- [Stored data]

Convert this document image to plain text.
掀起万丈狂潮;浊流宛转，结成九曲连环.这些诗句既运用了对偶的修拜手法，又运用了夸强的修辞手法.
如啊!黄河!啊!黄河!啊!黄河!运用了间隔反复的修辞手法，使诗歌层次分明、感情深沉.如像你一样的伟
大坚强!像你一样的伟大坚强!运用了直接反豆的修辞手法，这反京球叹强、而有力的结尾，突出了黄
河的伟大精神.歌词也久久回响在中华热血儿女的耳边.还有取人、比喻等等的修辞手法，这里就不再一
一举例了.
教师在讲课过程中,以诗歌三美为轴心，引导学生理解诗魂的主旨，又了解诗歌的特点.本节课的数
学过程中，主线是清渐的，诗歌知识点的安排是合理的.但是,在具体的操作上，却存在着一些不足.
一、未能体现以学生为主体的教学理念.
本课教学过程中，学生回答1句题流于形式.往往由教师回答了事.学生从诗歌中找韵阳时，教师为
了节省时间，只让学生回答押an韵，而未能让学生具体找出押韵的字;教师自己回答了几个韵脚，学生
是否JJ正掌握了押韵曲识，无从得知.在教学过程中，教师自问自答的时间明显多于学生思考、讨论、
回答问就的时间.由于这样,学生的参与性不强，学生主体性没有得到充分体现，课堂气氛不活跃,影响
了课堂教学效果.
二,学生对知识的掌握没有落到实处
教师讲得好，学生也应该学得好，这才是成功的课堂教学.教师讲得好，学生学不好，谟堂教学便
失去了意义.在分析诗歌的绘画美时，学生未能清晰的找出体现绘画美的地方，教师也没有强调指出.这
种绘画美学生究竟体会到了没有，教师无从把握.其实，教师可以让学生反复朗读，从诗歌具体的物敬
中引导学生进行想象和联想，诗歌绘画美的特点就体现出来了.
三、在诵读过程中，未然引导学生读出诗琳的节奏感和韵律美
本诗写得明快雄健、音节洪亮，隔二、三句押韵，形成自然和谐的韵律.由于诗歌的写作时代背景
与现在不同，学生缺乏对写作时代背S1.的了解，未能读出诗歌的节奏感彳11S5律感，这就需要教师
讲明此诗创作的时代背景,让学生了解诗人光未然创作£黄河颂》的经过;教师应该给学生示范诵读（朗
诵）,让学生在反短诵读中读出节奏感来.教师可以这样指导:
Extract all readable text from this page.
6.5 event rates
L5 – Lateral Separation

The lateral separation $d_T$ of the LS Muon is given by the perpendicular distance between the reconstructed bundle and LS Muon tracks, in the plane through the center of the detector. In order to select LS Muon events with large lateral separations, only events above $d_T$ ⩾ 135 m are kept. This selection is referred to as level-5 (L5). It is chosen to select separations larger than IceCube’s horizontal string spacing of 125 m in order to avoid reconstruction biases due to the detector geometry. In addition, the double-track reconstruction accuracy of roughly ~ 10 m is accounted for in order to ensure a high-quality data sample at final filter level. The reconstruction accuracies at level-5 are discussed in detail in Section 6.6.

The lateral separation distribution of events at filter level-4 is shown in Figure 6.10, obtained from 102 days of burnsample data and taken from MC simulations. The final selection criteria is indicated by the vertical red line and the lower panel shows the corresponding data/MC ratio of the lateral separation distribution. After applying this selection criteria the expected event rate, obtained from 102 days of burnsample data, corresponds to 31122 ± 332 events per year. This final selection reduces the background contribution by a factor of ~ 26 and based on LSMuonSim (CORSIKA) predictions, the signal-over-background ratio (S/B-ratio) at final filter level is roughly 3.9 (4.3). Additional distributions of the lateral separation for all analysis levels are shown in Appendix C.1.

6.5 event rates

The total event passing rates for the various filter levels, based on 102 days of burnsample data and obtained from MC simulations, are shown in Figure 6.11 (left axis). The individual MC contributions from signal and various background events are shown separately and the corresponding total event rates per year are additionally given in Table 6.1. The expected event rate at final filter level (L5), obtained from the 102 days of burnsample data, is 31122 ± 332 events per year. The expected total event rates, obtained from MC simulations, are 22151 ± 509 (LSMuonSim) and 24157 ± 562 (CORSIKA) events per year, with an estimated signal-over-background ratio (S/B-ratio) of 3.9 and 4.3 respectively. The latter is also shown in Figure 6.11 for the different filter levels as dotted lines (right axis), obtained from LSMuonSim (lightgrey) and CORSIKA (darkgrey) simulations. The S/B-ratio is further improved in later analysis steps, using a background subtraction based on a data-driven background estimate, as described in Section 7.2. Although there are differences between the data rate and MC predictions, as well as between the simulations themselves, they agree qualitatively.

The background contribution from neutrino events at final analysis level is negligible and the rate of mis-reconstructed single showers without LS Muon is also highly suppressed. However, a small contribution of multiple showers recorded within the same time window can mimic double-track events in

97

- [Your goal] Return each line of the data exactly as written above.

- [Complete response]
Convert this document image to plain text.
掀起万丈狂潮;浊流宛转，结成九曲连环.这些诗句既运用了对偶的修拜手法，又运用了夸强的修辞手法.
如啊!黄河!啊!黄河!啊!黄河!运用了间隔反复的修辞手法，使诗歌层次分明、感情深沉.如像你一样的伟
大坚强!像你一样的伟大坚强!运用了直接反豆的修辞手法，这反京球叹强、而有力的结尾，突出了黄
河的伟大精神.歌词也久久回响在中华热血儿女的耳边.还有取人、比喻等等的修辞手法，这里就不再一
一举例了.
教师在讲课过程中,以诗歌三美为轴心，引导学生理解诗魂的主旨，又了解诗歌的特点.本节课的数
学过程中，主线是清渐的，诗歌知识点的安排是合理的.但是,在具体的操作上，却存在着一些不足.
一、未能体现以学生为主体的教学理念.
本课教学过程中，学生回答1句题流于形式.往往由教师回答了事.学生从诗歌中找韵阳时，教师为
了节省时间，只让学生回答押an韵，而未能让学生具体找出押韵的字;教师自己回答了几个韵脚，学生
是否JJ正掌握了押韵曲识，无从得知.在教学过程中，教师自问自答的时间明显多于学生思考、讨论、
回答问就的时间.由于这样,学生的参与性不强，学生主体性没有得到充分体现，课堂气氛不活跃,影响
了课堂教学效果.
二,学生对知识的掌握没有落到实处
教师讲得好，学生也应该学得好，这才是成功的课堂教学.教师讲得好，学生学不好，谟堂教学便
失去了意义.在分析诗歌的绘画美时，学生未能清晰的找出体现绘画美的地方，教师也没有强调指出.这
种绘画美学生究竟体会到了没有，教师无从把握.其实，教师可以让学生反复朗读，从诗歌具体的物敬
中引导学生进行想象和联想，诗歌绘画美的特点就体现出来了.
三、在诵读过程中，未然引导学生读出诗琳的节奏感和韵律美
本诗写得明快雄健、音节洪亮，隔二、三句押韵，形成自然和谐的韵律.由于诗歌的写作时代背景
与现在不同，学生缺乏对写作时代背S1.的了解，未能读出诗歌的节奏感彳11S5律感，这就需要教师
讲明此诗创作的时代背景,让学生了解诗人光未然创作£黄河颂》的经过;教师应该给学生示范诵读（朗
诵）,让学生在反短诵读中读出节奏感来.教师可以这样指导:
Extract all readable text from this page.
6.5 event rates
L5 – Lateral Separation

The lateral separation $d_T$ of the LS Muon is given by the perpendicular distance between the reconstructed bundle and LS Muon tracks, in the plane through the center of the detector. In order to select LS Muon events with large lateral separations, only events above $d_T$ ⩾ 135 m are kept. This selection is referred to as level-5 (L5). It is chosen to select separations larger than IceCube’s horizontal string spacing of 125 m in order to avoid reconstruction biases due to the detector geometry. In addition, the double-track reconstruction accuracy of roughly ~ 10 m is accounted for in order to ensure a high-quality data sample at final filter level. The reconstruction accuracies at level-5 are discussed in detail in Section 6.6.

The lateral separation distribution of events at filter level-4 is shown in Figure 6.10, obtained from 102 days of burnsample data and taken from MC simulations. The final selection criteria is indicated by the vertical red line and the lower panel shows the corresponding data/MC ratio of the lateral separation distribution. After applying this selection criteria the expected event rate, obtained from 102 days of burnsample data, corresponds to 31122 ± 332 events per year. This final selection reduces the background contribution by a factor of ~ 26 and based on LSMuonSim (CORSIKA) predictions, the signal-over-background ratio (S/B-ratio) at final filter level is roughly 3.9 (4.3). Additional distributions of the lateral separation for all analysis levels are shown in Appendix C.1.

6.5 event rates

The total event passing rates for the various filter levels, based on 102 days of burnsample data and obtained from MC simulations, are shown in Figure 6.11 (left axis). The individual MC contributions from signal and various background events are shown separately and the corresponding total event rates per year are additionally given in Table 6.1. The expected event rate at final filter level (L5), obtained from the 102 days of burnsample data, is 31122 ± 332 events per year. The expected total event rates, obtained from MC simulations, are 22151 ± 509 (LSMuonSim) and 24157 ± 562 (CORSIKA) events per year, with an estimated signal-over-background ratio (S/B-ratio) of 3.9 and 4.3 respectively. The latter is also shown in Figure 6.11 for the different filter levels as dotted lines (right axis), obtained from LSMuonSim (lightgrey) and CORSIKA (darkgrey) simulations. The S/B-ratio is further improved in later analysis steps, using a background subtraction based on a data-driven background estimate, as described in Section 7.2. Although there are differences between the data rate and MC predictions, as well as between the simulations themselves, they agree qualitatively.

The background contribution from neutrino events at final analysis level is negligible and the rate of mis-reconstructed single showers without LS Muon is also highly suppressed. However, a small contribution of multiple showers recorded within the same time window can mimic double-track events in

97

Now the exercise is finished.